▶ _DIRECTIVE_
Without the pictures, copy the entries below word for word.

▶ _MATERIAL PROVIDED_
+ + + +
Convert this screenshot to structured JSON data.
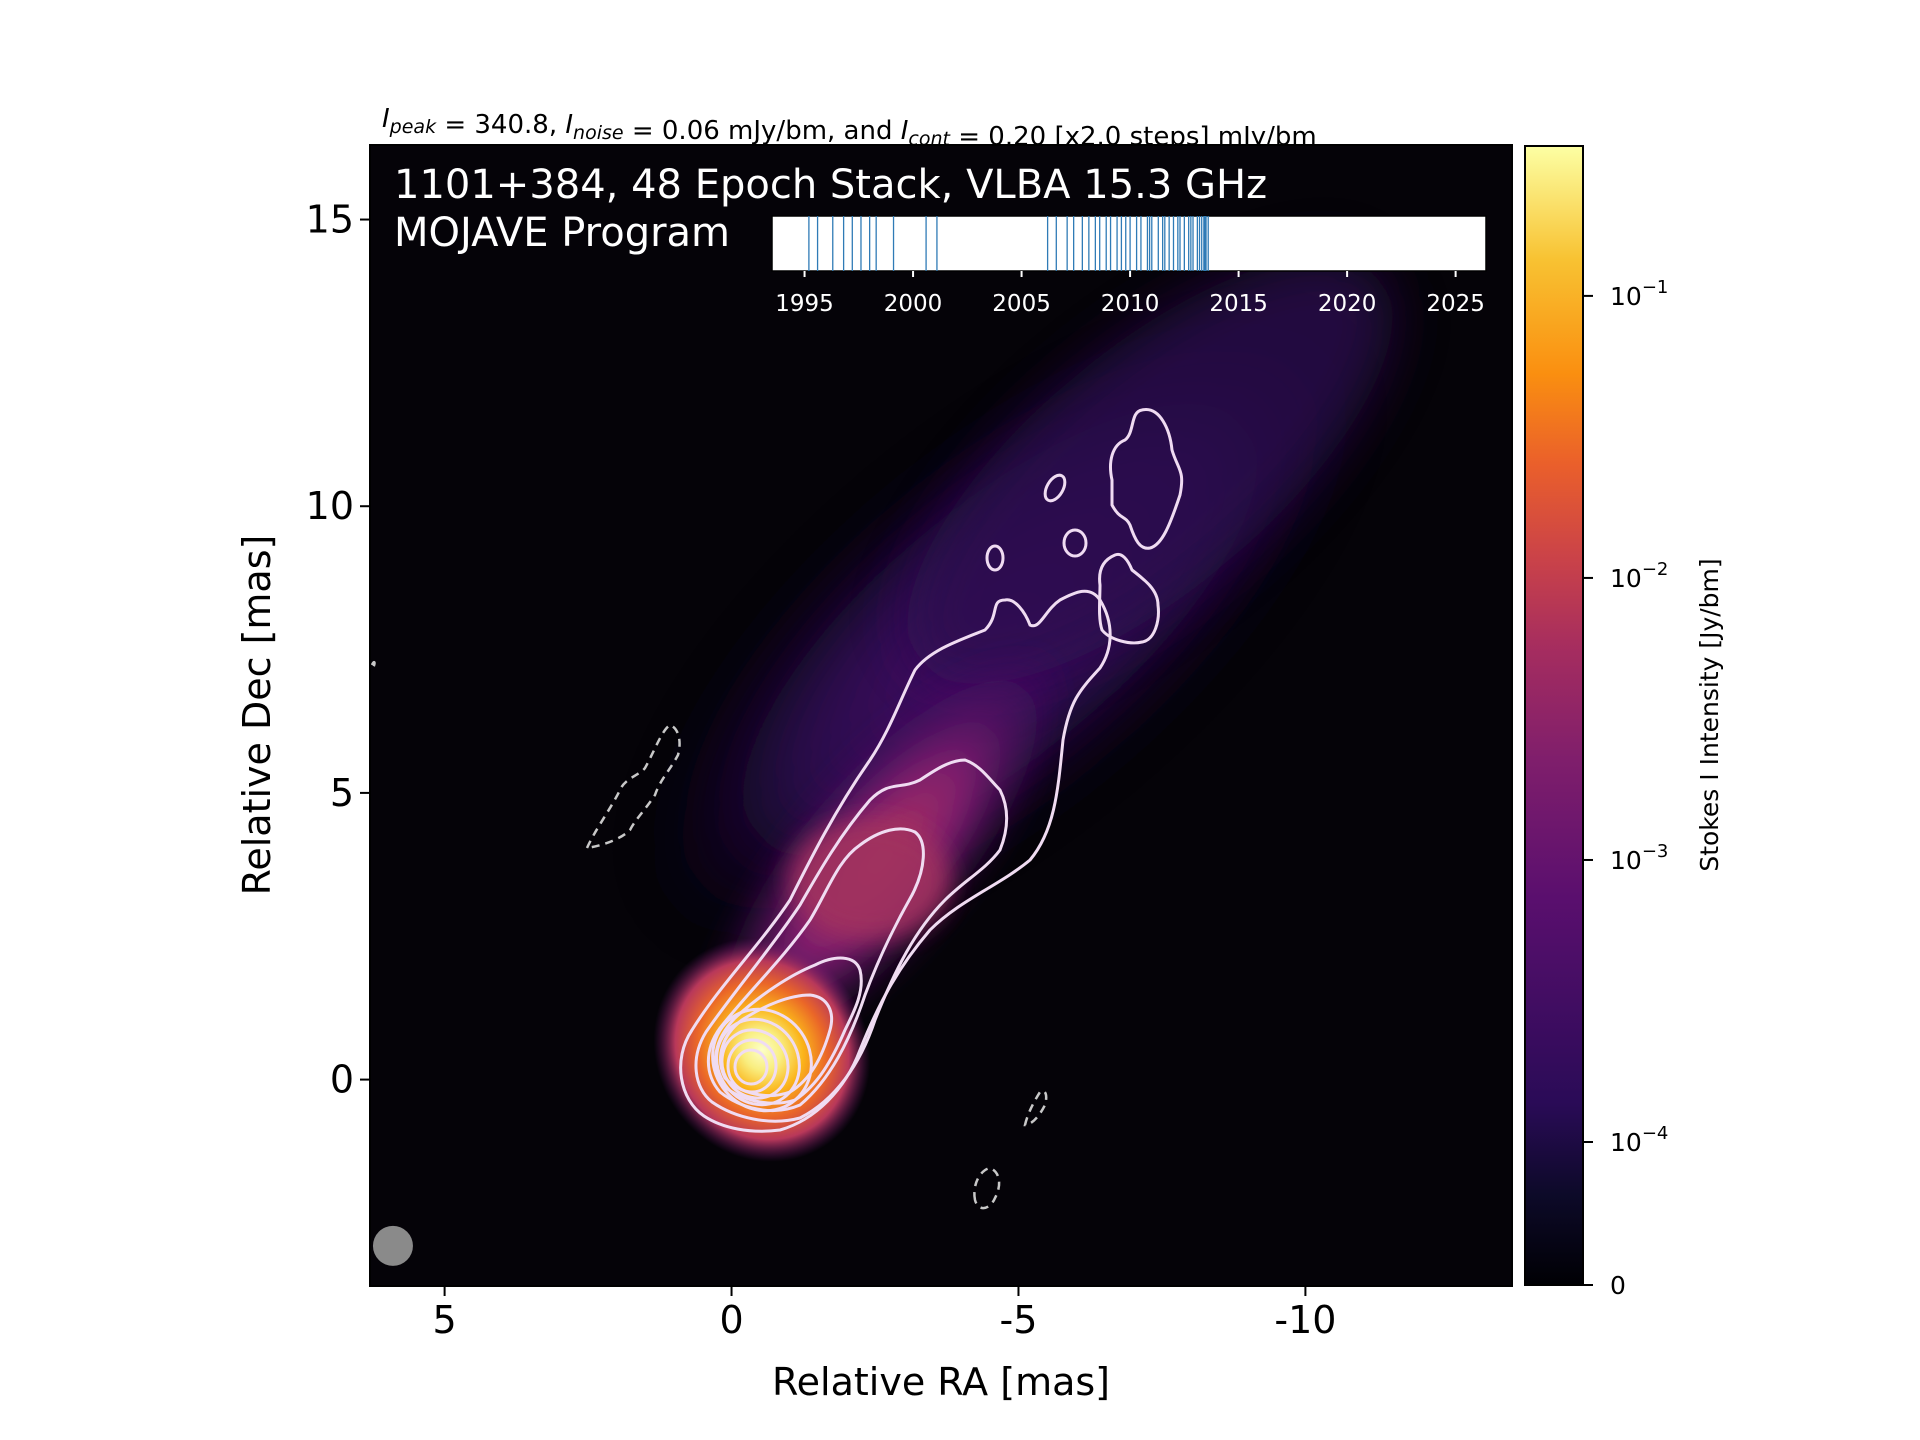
{
  "chart_data": {
    "type": "heatmap",
    "header": {
      "parts": [
        {
          "main": "I",
          "sub": "peak"
        },
        {
          "text": " = 340.8, "
        },
        {
          "main": "I",
          "sub": "noise"
        },
        {
          "text": " = 0.06 mJy/bm, and "
        },
        {
          "main": "I",
          "sub": "cont"
        },
        {
          "text": " = 0.20 [x2.0 steps] mJy/bm"
        }
      ]
    },
    "title_line1": "1101+384, 48 Epoch Stack, VLBA 15.3 GHz",
    "title_line2": "MOJAVE Program",
    "xlabel": "Relative RA [mas]",
    "ylabel": "Relative Dec [mas]",
    "xlim": [
      6.3,
      -13.6
    ],
    "ylim": [
      -3.6,
      16.3
    ],
    "xticks": [
      5,
      0,
      -5,
      -10
    ],
    "yticks": [
      0,
      5,
      10,
      15
    ],
    "colorbar": {
      "label": "Stokes I Intensity [Jy/bm]",
      "scale": "symlog",
      "ticks": [
        {
          "value": 0,
          "label": "0"
        },
        {
          "value": 0.0001,
          "base": "10",
          "exp": "−4"
        },
        {
          "value": 0.001,
          "base": "10",
          "exp": "−3"
        },
        {
          "value": 0.01,
          "base": "10",
          "exp": "−2"
        },
        {
          "value": 0.1,
          "base": "10",
          "exp": "−1"
        }
      ],
      "colormap": "inferno-like",
      "colors": [
        "#000004",
        "#1b0c41",
        "#4a0c6b",
        "#781c6d",
        "#a52c60",
        "#cf4446",
        "#ed6925",
        "#fb9b06",
        "#f7d13d",
        "#fcffa4"
      ]
    },
    "peak": {
      "x": 0,
      "y": 0,
      "value_mJy": 340.8
    },
    "beam": {
      "x": 5.9,
      "y": -2.9,
      "major_mas": 0.75,
      "minor_mas": 0.75
    },
    "epochs_timeline": {
      "xlim": [
        1993.5,
        2026.4
      ],
      "ticks": [
        1995,
        2000,
        2005,
        2010,
        2015,
        2020,
        2025
      ],
      "epochs": [
        1995.2,
        1995.6,
        1996.3,
        1996.8,
        1997.2,
        1997.6,
        1998.0,
        1998.3,
        1999.1,
        2000.6,
        2001.1,
        2006.2,
        2006.6,
        2007.1,
        2007.4,
        2007.8,
        2008.1,
        2008.4,
        2008.6,
        2009.1,
        2009.4,
        2009.8,
        2010.0,
        2010.3,
        2010.5,
        2010.8,
        2011.0,
        2011.3,
        2011.5,
        2011.8,
        2012.0,
        2012.3,
        2012.5,
        2012.7,
        2012.9,
        2013.1,
        2013.3,
        2013.4,
        2013.5,
        2013.6,
        2008.9,
        2009.6,
        2010.9,
        2011.6,
        2012.2,
        2012.8,
        2013.2,
        2013.45
      ]
    }
  }
}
+ + + +
▶ _THE REPLY_
Convert this screenshot to structured JSON data.
{
  "chart_data": {
    "type": "heatmap",
    "header": {
      "parts": [
        {
          "main": "I",
          "sub": "peak"
        },
        {
          "text": " = 340.8, "
        },
        {
          "main": "I",
          "sub": "noise"
        },
        {
          "text": " = 0.06 mJy/bm, and "
        },
        {
          "main": "I",
          "sub": "cont"
        },
        {
          "text": " = 0.20 [x2.0 steps] mJy/bm"
        }
      ]
    },
    "title_line1": "1101+384, 48 Epoch Stack, VLBA 15.3 GHz",
    "title_line2": "MOJAVE Program",
    "xlabel": "Relative RA [mas]",
    "ylabel": "Relative Dec [mas]",
    "xlim": [
      6.3,
      -13.6
    ],
    "ylim": [
      -3.6,
      16.3
    ],
    "xticks": [
      5,
      0,
      -5,
      -10
    ],
    "yticks": [
      0,
      5,
      10,
      15
    ],
    "colorbar": {
      "label": "Stokes I Intensity [Jy/bm]",
      "scale": "symlog",
      "ticks": [
        {
          "value": 0,
          "label": "0"
        },
        {
          "value": 0.0001,
          "base": "10",
          "exp": "−4"
        },
        {
          "value": 0.001,
          "base": "10",
          "exp": "−3"
        },
        {
          "value": 0.01,
          "base": "10",
          "exp": "−2"
        },
        {
          "value": 0.1,
          "base": "10",
          "exp": "−1"
        }
      ],
      "colormap": "inferno-like",
      "colors": [
        "#000004",
        "#1b0c41",
        "#4a0c6b",
        "#781c6d",
        "#a52c60",
        "#cf4446",
        "#ed6925",
        "#fb9b06",
        "#f7d13d",
        "#fcffa4"
      ]
    },
    "peak": {
      "x": 0,
      "y": 0,
      "value_mJy": 340.8
    },
    "beam": {
      "x": 5.9,
      "y": -2.9,
      "major_mas": 0.75,
      "minor_mas": 0.75
    },
    "epochs_timeline": {
      "xlim": [
        1993.5,
        2026.4
      ],
      "ticks": [
        1995,
        2000,
        2005,
        2010,
        2015,
        2020,
        2025
      ],
      "epochs": [
        1995.2,
        1995.6,
        1996.3,
        1996.8,
        1997.2,
        1997.6,
        1998.0,
        1998.3,
        1999.1,
        2000.6,
        2001.1,
        2006.2,
        2006.6,
        2007.1,
        2007.4,
        2007.8,
        2008.1,
        2008.4,
        2008.6,
        2009.1,
        2009.4,
        2009.8,
        2010.0,
        2010.3,
        2010.5,
        2010.8,
        2011.0,
        2011.3,
        2011.5,
        2011.8,
        2012.0,
        2012.3,
        2012.5,
        2012.7,
        2012.9,
        2013.1,
        2013.3,
        2013.4,
        2013.5,
        2013.6,
        2008.9,
        2009.6,
        2010.9,
        2011.6,
        2012.2,
        2012.8,
        2013.2,
        2013.45
      ]
    }
  }
}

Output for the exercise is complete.